WRITTEN PROBLEM:
Please reproduce the lines verbatim, starting with the line containing "give me the" and ending with the line containing "429, 421, 433]", including both. Leave the pictures out of your output.

MATERIAL:
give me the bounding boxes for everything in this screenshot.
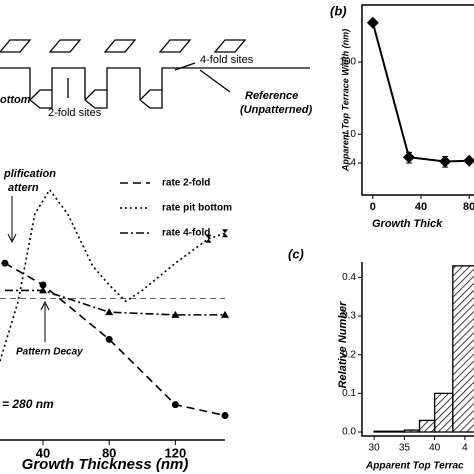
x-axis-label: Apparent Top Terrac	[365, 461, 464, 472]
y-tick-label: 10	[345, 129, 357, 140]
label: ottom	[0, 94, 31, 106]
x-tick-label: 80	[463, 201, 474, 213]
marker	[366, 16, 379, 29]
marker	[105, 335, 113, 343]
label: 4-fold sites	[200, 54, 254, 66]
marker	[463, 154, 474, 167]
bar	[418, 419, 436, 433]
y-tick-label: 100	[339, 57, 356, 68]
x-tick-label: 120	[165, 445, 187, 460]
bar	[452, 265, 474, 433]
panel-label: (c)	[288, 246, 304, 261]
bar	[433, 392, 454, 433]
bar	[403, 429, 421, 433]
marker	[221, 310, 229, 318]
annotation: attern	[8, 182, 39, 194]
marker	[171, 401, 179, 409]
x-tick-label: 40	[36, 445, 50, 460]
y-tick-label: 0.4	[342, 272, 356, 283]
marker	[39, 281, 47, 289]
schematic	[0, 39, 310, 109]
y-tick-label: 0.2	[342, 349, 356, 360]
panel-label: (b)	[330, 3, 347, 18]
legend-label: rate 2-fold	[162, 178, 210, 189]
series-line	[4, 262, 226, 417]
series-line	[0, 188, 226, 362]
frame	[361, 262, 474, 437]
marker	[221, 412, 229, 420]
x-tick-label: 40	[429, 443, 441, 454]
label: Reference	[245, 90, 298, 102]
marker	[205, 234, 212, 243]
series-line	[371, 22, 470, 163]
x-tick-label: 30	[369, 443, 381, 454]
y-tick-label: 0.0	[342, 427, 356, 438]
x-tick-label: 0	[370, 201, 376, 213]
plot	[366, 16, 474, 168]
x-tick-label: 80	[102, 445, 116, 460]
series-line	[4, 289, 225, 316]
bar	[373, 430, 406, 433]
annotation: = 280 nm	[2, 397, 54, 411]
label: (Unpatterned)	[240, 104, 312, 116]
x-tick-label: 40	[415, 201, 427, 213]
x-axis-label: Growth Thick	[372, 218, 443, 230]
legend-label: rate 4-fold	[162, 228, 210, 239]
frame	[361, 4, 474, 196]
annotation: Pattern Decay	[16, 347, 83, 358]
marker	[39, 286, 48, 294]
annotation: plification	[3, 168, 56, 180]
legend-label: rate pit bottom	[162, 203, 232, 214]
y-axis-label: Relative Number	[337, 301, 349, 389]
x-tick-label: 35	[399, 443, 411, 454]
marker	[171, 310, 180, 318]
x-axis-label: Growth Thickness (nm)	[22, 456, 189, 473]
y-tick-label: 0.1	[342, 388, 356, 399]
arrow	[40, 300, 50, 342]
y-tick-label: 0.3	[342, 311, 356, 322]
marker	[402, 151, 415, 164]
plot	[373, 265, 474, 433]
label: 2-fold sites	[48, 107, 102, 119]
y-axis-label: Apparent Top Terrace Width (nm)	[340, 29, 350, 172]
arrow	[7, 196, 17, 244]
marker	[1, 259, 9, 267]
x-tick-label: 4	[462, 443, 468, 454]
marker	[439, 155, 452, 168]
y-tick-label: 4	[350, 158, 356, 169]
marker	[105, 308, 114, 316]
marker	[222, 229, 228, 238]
--
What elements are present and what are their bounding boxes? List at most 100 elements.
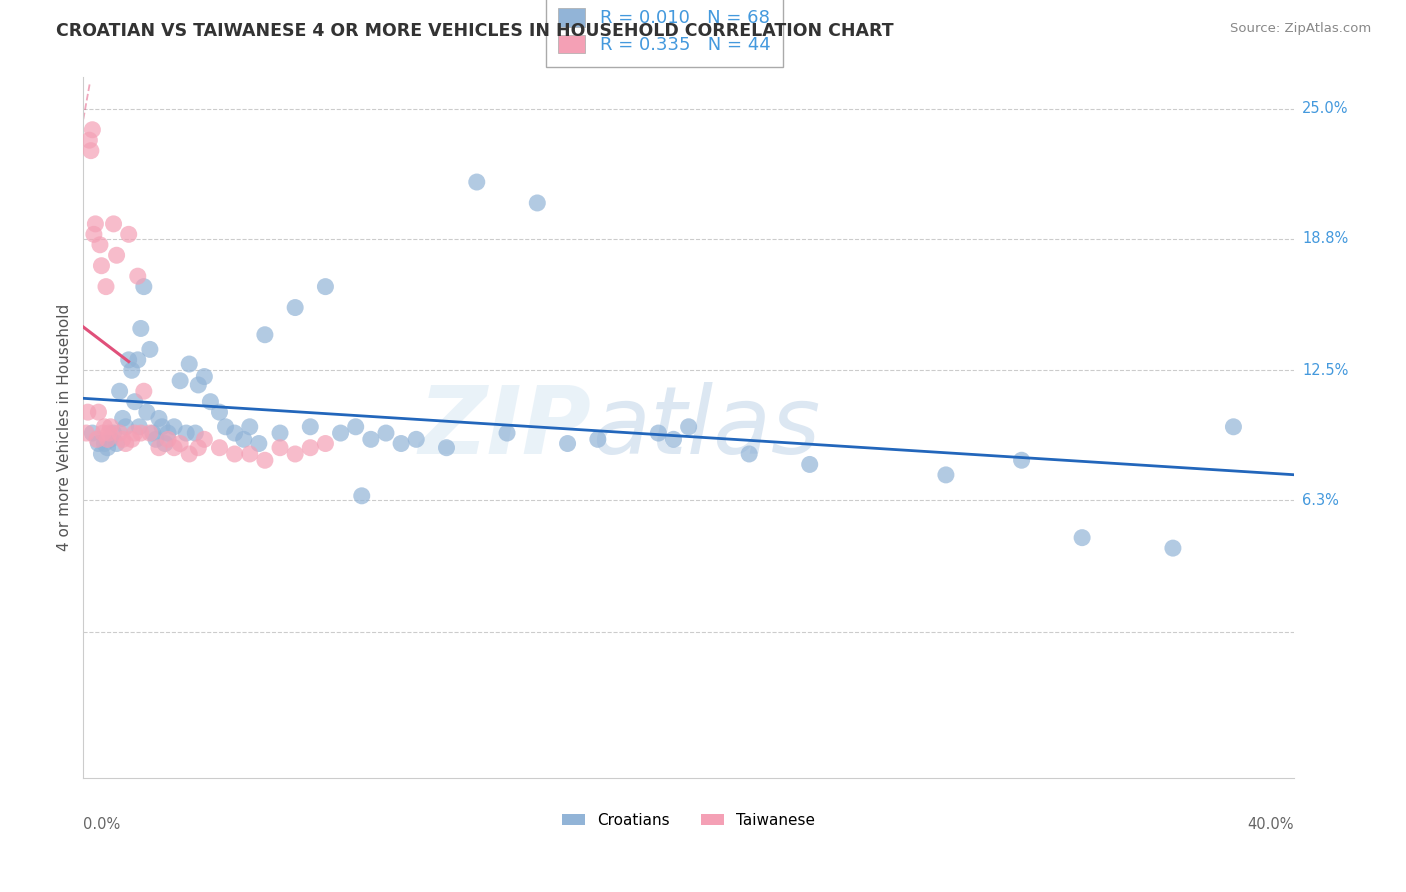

RESULT OF THE TASK:
give me the bounding boxes for everything in this screenshot.
x-axis-label: Apparent Top Terrac	[365, 461, 464, 472]
y-tick-label: 10	[345, 129, 357, 140]
label: ottom	[0, 94, 31, 106]
x-tick-label: 80	[463, 201, 474, 213]
marker	[366, 16, 379, 29]
marker	[105, 335, 113, 343]
label: 4-fold sites	[200, 54, 254, 66]
marker	[463, 154, 474, 167]
bar	[418, 419, 436, 433]
y-tick-label: 100	[339, 57, 356, 68]
x-tick-label: 120	[165, 445, 187, 460]
bar	[452, 265, 474, 433]
panel-label: (c)	[288, 246, 304, 261]
bar	[433, 392, 454, 433]
bar	[403, 429, 421, 433]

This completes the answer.